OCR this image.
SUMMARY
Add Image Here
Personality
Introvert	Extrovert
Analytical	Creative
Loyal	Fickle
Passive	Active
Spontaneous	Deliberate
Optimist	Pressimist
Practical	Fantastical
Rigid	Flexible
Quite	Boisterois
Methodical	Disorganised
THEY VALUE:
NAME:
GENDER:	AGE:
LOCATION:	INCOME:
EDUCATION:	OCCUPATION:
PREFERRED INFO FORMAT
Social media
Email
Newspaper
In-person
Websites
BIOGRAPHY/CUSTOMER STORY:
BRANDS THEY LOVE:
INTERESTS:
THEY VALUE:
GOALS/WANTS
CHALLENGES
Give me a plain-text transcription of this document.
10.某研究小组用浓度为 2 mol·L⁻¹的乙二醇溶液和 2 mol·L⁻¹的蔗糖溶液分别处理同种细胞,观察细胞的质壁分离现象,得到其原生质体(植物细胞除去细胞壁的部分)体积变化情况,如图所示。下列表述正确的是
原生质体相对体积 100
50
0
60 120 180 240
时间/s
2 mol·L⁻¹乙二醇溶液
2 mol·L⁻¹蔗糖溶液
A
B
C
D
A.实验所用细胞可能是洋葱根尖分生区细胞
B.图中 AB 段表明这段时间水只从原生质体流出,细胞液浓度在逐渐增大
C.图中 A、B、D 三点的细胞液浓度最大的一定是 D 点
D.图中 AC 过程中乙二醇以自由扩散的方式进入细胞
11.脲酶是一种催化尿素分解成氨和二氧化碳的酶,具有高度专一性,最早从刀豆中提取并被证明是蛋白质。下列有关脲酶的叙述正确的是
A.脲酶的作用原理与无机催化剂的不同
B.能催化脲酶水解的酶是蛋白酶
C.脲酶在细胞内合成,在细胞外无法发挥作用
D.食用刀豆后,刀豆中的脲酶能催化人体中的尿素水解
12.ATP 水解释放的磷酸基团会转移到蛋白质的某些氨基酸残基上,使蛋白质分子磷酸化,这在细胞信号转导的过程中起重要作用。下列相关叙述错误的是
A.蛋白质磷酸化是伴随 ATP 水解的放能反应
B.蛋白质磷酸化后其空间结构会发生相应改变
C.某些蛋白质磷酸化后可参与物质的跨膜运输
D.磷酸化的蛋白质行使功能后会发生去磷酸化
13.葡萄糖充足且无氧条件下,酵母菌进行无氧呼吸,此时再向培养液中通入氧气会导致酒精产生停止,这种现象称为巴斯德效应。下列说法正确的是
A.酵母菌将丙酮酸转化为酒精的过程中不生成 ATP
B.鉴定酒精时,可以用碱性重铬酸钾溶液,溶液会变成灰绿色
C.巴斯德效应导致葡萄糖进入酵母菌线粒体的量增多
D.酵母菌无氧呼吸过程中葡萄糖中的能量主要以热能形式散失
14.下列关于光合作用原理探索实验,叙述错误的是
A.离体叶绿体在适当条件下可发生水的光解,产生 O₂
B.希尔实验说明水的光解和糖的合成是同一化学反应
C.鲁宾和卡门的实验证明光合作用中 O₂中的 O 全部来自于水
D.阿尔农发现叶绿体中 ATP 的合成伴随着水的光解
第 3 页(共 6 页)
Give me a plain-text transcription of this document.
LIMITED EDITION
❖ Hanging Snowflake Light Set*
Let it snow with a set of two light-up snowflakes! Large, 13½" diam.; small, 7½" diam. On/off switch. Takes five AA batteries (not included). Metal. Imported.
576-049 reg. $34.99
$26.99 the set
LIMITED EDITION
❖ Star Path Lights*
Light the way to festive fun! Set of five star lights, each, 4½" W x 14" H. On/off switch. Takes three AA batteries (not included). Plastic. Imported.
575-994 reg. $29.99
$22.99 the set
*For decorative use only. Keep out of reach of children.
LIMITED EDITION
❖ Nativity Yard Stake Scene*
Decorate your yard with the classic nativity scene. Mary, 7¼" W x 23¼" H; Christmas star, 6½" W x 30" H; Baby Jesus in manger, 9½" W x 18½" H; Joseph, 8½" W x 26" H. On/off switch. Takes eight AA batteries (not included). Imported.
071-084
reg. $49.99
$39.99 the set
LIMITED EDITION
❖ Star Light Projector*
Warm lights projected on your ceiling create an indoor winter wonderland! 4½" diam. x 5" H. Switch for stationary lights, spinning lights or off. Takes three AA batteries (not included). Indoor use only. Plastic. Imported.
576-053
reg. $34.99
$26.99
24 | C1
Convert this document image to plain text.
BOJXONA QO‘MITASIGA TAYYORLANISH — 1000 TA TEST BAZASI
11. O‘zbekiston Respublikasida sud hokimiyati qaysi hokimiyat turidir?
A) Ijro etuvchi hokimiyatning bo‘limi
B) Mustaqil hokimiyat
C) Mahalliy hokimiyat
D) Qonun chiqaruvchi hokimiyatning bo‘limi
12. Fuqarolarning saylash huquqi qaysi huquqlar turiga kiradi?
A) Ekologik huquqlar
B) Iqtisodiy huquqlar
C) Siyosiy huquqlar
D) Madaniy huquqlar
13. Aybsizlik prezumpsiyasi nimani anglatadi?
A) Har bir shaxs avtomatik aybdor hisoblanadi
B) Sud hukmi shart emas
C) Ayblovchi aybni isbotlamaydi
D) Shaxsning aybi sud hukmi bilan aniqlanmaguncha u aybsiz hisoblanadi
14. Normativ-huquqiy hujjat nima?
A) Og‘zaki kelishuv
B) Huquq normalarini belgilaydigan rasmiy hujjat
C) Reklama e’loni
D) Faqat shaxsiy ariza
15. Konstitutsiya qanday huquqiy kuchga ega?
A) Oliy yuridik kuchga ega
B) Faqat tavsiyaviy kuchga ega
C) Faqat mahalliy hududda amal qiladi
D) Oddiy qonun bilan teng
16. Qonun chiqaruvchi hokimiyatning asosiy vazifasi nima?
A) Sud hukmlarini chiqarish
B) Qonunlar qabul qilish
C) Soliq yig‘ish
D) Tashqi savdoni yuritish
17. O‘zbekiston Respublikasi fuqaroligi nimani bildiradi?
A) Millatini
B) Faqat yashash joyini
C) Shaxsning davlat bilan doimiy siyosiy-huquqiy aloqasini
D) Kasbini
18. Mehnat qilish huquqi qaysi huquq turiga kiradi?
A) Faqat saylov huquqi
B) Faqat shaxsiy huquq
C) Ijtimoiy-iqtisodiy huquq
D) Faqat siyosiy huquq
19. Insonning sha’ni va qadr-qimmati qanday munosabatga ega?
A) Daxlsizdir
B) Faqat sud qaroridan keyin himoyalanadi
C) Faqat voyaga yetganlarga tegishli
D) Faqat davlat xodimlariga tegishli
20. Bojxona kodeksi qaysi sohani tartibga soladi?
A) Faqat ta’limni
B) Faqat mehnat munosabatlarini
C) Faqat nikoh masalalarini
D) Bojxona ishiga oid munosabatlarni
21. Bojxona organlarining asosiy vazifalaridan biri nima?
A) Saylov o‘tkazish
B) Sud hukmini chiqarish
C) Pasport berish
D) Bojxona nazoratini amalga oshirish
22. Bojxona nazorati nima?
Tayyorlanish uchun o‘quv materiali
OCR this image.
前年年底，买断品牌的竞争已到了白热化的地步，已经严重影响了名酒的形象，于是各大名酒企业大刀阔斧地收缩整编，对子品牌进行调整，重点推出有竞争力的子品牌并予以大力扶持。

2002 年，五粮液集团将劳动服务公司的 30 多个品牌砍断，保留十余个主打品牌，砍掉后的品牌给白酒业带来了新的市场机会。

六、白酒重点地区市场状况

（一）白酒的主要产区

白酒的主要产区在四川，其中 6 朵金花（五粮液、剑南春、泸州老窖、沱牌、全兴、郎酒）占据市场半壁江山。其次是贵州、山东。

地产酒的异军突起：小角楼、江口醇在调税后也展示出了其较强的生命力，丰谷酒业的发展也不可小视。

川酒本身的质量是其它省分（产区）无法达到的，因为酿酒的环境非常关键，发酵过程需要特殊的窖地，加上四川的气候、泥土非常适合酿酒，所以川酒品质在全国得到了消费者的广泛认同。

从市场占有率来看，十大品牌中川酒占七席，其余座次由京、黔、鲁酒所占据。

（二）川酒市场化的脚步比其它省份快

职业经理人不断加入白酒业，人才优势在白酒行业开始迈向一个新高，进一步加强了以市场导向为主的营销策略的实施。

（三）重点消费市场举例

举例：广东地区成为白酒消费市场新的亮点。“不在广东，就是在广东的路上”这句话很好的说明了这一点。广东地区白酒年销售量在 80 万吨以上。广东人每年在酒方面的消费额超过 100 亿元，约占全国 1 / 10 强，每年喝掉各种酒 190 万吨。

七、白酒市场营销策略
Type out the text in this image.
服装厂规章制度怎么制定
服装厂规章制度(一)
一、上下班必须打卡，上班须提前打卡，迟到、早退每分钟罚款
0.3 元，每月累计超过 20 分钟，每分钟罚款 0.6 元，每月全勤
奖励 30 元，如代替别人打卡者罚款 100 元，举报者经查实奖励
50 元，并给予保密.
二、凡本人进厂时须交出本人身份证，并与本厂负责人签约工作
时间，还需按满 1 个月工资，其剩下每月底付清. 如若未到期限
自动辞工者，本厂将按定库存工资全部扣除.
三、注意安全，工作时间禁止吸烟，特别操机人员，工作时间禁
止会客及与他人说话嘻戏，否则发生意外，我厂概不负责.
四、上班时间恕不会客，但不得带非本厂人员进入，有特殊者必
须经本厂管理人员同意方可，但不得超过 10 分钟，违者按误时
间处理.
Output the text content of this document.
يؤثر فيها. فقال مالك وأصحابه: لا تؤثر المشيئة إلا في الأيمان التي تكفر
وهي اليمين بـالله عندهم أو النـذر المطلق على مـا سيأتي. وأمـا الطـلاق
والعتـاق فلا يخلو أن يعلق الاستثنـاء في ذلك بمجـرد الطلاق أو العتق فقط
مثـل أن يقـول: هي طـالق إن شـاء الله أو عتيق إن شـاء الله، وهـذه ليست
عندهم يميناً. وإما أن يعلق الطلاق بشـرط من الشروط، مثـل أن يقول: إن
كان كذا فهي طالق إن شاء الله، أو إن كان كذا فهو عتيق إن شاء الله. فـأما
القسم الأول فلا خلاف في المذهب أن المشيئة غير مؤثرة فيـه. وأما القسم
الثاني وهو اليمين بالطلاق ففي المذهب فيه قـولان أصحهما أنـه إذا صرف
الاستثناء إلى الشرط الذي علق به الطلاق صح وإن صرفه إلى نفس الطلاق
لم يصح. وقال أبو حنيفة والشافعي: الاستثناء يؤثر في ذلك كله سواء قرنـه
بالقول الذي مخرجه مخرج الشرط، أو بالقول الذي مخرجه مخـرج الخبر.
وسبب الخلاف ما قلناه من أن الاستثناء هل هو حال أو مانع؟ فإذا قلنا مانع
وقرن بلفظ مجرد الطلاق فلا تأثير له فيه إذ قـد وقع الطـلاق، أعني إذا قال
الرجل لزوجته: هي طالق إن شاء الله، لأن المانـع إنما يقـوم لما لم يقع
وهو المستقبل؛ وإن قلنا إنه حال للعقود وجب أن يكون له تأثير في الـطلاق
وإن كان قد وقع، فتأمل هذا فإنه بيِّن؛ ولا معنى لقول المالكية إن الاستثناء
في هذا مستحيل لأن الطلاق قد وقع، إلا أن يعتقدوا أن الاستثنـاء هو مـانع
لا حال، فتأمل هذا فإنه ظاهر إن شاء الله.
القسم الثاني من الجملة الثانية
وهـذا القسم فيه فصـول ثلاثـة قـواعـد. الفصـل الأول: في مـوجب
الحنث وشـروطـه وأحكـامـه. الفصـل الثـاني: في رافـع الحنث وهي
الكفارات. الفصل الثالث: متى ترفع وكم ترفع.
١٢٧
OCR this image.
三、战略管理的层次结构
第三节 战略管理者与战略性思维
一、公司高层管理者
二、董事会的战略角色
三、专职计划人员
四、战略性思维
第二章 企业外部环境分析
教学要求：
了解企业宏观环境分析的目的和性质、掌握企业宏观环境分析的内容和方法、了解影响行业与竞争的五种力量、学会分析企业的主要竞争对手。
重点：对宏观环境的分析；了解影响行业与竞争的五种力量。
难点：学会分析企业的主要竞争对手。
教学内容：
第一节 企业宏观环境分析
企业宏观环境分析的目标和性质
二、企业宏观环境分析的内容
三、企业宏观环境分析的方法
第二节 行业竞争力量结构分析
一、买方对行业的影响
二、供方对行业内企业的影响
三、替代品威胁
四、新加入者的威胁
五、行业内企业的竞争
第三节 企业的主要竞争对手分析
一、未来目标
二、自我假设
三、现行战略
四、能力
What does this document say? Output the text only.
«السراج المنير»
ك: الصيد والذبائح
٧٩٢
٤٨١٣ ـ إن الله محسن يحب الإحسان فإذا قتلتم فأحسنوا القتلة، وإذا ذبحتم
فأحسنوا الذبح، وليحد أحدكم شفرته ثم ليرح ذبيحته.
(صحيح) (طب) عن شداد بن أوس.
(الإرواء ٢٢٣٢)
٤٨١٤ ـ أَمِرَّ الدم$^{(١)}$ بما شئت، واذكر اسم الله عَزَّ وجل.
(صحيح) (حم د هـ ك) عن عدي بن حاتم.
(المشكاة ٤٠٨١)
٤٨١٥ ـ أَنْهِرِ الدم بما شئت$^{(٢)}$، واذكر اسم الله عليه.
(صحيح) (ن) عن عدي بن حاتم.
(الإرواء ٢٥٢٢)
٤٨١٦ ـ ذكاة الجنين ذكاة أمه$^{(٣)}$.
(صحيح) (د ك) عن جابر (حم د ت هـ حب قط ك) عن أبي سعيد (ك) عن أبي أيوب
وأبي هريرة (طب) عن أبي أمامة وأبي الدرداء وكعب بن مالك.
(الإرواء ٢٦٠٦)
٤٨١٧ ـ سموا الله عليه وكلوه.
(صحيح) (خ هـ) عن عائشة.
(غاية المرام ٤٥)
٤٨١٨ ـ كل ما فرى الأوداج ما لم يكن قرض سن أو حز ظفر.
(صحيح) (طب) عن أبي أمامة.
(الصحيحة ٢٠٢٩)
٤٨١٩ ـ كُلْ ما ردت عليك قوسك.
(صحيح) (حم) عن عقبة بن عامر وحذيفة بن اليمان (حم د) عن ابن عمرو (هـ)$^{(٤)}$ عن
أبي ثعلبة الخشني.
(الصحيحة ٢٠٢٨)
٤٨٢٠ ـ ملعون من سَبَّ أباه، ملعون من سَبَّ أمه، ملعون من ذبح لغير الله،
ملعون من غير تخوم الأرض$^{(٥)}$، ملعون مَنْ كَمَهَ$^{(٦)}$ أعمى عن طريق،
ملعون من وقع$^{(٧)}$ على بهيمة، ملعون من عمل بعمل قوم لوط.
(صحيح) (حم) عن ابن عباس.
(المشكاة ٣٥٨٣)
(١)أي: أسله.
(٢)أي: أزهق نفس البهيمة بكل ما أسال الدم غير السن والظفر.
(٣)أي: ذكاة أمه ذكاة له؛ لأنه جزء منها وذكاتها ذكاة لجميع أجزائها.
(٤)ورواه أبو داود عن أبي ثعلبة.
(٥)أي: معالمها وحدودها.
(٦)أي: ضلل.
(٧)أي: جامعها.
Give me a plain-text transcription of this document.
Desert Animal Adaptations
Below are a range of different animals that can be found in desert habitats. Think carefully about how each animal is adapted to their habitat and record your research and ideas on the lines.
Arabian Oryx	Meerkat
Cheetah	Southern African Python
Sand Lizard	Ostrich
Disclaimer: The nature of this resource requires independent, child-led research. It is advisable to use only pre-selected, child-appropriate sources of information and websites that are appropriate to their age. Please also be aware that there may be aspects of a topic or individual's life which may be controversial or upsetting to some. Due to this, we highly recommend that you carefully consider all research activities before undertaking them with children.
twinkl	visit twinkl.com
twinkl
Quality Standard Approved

════════════════════

▶ Stated goal
Which lines hold the word "القسم"? Copy each of them from the records.

▶ Exercise answer
القسم الأول فلا خلاف في المذهب أن المشيئة غير مؤثرة فيـه. وأما القسم
القسم الثاني من الجملة الثانية
وهـذا القسم فيه فصـول ثلاثـة قـواعـد. الفصـل الأول: في مـوجب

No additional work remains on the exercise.